== Aim of the exercise ==
Each entry below must be repeated word for word.

== Data records

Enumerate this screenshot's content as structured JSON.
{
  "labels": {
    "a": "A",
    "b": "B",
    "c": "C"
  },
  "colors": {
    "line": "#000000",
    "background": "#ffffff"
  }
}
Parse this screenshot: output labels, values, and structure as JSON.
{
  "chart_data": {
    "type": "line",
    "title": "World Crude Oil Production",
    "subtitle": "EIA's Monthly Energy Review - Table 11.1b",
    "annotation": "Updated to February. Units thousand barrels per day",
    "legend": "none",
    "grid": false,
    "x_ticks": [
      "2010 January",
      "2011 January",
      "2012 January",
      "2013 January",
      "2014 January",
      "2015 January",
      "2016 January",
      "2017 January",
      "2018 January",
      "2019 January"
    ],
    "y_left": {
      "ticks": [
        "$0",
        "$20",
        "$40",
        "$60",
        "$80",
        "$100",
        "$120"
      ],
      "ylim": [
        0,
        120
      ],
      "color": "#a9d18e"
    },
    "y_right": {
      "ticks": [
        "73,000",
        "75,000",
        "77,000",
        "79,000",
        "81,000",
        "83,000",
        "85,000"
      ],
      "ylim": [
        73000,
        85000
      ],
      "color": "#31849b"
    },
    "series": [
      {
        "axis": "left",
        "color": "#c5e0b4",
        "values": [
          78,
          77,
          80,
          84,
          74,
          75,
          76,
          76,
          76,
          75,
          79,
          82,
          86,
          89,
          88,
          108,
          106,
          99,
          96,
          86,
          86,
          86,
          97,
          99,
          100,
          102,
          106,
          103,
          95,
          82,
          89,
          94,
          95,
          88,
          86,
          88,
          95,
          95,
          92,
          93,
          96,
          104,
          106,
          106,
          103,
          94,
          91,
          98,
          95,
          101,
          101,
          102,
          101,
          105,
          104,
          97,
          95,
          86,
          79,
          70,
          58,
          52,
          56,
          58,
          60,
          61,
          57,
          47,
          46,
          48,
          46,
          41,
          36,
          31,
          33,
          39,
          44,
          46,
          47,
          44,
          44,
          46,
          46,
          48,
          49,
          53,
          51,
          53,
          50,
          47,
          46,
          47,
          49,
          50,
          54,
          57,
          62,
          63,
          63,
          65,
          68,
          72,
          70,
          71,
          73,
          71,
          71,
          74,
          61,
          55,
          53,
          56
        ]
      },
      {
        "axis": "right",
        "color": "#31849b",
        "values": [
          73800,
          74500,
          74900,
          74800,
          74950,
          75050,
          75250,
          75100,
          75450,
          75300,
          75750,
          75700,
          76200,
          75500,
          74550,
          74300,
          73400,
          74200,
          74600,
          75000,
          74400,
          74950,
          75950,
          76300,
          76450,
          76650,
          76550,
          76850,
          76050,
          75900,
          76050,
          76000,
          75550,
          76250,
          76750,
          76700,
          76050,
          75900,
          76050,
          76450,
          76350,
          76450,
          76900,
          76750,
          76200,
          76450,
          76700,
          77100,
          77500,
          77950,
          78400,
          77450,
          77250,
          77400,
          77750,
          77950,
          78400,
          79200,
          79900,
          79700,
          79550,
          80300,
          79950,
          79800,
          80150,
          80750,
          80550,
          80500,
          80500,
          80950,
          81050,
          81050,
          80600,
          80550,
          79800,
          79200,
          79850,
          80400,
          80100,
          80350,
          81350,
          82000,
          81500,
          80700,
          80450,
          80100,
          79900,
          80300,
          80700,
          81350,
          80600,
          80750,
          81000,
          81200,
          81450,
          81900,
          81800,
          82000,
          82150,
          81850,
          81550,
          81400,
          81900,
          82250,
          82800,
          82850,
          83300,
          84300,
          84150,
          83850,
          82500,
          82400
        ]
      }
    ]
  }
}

====

== Solved exercise ==
Enumerate this screenshot's content as structured JSON.
{
  "labels": {
    "a": "A",
    "b": "B",
    "c": "C"
  },
  "colors": {
    "line": "#000000",
    "background": "#ffffff"
  }
}
Parse this screenshot: output labels, values, and structure as JSON.
{
  "chart_data": {
    "type": "line",
    "title": "World Crude Oil Production",
    "subtitle": "EIA's Monthly Energy Review - Table 11.1b",
    "annotation": "Updated to February. Units thousand barrels per day",
    "legend": "none",
    "grid": false,
    "x_ticks": [
      "2010 January",
      "2011 January",
      "2012 January",
      "2013 January",
      "2014 January",
      "2015 January",
      "2016 January",
      "2017 January",
      "2018 January",
      "2019 January"
    ],
    "y_left": {
      "ticks": [
        "$0",
        "$20",
        "$40",
        "$60",
        "$80",
        "$100",
        "$120"
      ],
      "ylim": [
        0,
        120
      ],
      "color": "#a9d18e"
    },
    "y_right": {
      "ticks": [
        "73,000",
        "75,000",
        "77,000",
        "79,000",
        "81,000",
        "83,000",
        "85,000"
      ],
      "ylim": [
        73000,
        85000
      ],
      "color": "#31849b"
    },
    "series": [
      {
        "axis": "left",
        "color": "#c5e0b4",
        "values": [
          78,
          77,
          80,
          84,
          74,
          75,
          76,
          76,
          76,
          75,
          79,
          82,
          86,
          89,
          88,
          108,
          106,
          99,
          96,
          86,
          86,
          86,
          97,
          99,
          100,
          102,
          106,
          103,
          95,
          82,
          89,
          94,
          95,
          88,
          86,
          88,
          95,
          95,
          92,
          93,
          96,
          104,
          106,
          106,
          103,
          94,
          91,
          98,
          95,
          101,
          101,
          102,
          101,
          105,
          104,
          97,
          95,
          86,
          79,
          70,
          58,
          52,
          56,
          58,
          60,
          61,
          57,
          47,
          46,
          48,
          46,
          41,
          36,
          31,
          33,
          39,
          44,
          46,
          47,
          44,
          44,
          46,
          46,
          48,
          49,
          53,
          51,
          53,
          50,
          47,
          46,
          47,
          49,
          50,
          54,
          57,
          62,
          63,
          63,
          65,
          68,
          72,
          70,
          71,
          73,
          71,
          71,
          74,
          61,
          55,
          53,
          56
        ]
      },
      {
        "axis": "right",
        "color": "#31849b",
        "values": [
          73800,
          74500,
          74900,
          74800,
          74950,
          75050,
          75250,
          75100,
          75450,
          75300,
          75750,
          75700,
          76200,
          75500,
          74550,
          74300,
          73400,
          74200,
          74600,
          75000,
          74400,
          74950,
          75950,
          76300,
          76450,
          76650,
          76550,
          76850,
          76050,
          75900,
          76050,
          76000,
          75550,
          76250,
          76750,
          76700,
          76050,
          75900,
          76050,
          76450,
          76350,
          76450,
          76900,
          76750,
          76200,
          76450,
          76700,
          77100,
          77500,
          77950,
          78400,
          77450,
          77250,
          77400,
          77750,
          77950,
          78400,
          79200,
          79900,
          79700,
          79550,
          80300,
          79950,
          79800,
          80150,
          80750,
          80550,
          80500,
          80500,
          80950,
          81050,
          81050,
          80600,
          80550,
          79800,
          79200,
          79850,
          80400,
          80100,
          80350,
          81350,
          82000,
          81500,
          80700,
          80450,
          80100,
          79900,
          80300,
          80700,
          81350,
          80600,
          80750,
          81000,
          81200,
          81450,
          81900,
          81800,
          82000,
          82150,
          81850,
          81550,
          81400,
          81900,
          82250,
          82800,
          82850,
          83300,
          84300,
          84150,
          83850,
          82500,
          82400
        ]
      }
    ]
  }
}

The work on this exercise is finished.